**Records for the exercise**

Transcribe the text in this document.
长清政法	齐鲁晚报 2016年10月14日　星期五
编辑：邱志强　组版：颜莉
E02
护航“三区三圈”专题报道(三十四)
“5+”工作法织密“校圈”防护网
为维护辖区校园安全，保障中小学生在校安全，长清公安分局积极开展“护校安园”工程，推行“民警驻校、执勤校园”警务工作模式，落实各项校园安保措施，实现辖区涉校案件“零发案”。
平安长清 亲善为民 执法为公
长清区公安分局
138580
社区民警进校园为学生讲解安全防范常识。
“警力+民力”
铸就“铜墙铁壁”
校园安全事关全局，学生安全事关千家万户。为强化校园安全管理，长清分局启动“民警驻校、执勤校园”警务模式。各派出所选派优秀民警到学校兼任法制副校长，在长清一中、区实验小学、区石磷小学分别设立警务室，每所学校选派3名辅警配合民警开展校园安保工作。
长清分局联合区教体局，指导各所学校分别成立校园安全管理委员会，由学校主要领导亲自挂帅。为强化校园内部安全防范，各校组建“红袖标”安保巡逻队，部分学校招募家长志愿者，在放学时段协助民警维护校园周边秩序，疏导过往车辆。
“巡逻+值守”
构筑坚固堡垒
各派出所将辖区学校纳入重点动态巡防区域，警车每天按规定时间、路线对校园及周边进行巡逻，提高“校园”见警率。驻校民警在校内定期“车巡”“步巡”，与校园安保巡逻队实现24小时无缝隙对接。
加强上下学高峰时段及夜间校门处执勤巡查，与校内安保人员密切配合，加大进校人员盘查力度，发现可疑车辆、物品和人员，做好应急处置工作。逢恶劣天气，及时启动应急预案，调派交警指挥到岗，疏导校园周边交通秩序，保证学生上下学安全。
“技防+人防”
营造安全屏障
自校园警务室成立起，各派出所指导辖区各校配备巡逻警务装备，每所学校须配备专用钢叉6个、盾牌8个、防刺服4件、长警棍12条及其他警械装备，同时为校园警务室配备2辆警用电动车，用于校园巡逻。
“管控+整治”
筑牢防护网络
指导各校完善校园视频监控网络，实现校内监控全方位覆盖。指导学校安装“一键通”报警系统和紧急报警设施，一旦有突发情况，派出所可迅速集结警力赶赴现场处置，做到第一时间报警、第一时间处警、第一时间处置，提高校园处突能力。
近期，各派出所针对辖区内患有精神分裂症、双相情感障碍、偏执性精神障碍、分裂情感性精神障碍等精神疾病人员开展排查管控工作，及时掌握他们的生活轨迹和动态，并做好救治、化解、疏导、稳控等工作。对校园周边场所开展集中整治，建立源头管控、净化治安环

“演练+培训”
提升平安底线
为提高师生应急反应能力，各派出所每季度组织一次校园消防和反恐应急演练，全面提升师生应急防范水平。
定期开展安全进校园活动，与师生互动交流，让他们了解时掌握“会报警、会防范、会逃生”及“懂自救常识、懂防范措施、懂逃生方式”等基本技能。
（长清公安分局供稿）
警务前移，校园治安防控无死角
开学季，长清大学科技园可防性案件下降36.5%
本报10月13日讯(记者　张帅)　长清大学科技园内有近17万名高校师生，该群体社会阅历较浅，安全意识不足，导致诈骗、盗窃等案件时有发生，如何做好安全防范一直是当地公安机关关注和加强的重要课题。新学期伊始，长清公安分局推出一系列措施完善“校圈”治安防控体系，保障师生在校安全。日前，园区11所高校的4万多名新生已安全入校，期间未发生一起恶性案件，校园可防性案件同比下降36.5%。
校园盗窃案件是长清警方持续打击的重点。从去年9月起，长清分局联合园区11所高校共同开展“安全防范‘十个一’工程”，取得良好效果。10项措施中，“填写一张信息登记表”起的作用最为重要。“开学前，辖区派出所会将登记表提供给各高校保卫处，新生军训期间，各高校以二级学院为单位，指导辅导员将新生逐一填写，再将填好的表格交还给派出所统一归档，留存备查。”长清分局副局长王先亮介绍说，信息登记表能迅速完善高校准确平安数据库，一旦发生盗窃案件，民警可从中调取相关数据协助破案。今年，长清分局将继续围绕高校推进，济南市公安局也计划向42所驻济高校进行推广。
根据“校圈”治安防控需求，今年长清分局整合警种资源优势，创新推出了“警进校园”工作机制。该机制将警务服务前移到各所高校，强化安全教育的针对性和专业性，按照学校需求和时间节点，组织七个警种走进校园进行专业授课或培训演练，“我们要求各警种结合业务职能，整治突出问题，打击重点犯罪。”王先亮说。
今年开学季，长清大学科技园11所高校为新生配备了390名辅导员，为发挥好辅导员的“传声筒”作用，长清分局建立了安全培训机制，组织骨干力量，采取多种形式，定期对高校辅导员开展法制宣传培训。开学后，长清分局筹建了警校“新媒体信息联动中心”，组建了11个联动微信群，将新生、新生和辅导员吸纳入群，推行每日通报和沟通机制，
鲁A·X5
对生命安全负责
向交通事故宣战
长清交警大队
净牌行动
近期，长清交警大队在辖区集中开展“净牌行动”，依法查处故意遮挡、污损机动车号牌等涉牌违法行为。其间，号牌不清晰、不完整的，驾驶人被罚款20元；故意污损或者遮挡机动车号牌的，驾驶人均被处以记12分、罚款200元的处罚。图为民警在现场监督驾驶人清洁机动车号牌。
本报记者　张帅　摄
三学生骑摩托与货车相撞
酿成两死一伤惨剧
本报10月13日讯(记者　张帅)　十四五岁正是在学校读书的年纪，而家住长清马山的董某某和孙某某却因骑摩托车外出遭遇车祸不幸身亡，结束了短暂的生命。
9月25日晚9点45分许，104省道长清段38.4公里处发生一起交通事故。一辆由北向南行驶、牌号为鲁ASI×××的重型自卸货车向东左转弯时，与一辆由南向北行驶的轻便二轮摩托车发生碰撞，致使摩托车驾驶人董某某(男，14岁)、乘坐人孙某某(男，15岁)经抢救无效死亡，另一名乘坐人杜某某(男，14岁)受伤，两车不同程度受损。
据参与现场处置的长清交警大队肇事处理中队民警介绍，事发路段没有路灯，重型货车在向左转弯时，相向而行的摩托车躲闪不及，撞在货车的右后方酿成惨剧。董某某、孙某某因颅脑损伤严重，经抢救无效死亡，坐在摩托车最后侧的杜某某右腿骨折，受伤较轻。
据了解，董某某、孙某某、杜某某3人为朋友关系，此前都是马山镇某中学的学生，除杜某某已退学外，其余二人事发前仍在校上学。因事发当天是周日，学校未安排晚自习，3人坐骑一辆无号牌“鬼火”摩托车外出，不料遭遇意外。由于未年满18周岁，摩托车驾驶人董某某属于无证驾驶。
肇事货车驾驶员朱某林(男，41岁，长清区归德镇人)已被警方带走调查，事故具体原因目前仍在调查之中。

**Problem**
For the entries above, state how many lines contain the word "民警驻校". Provide the number by itself.

**The output**
2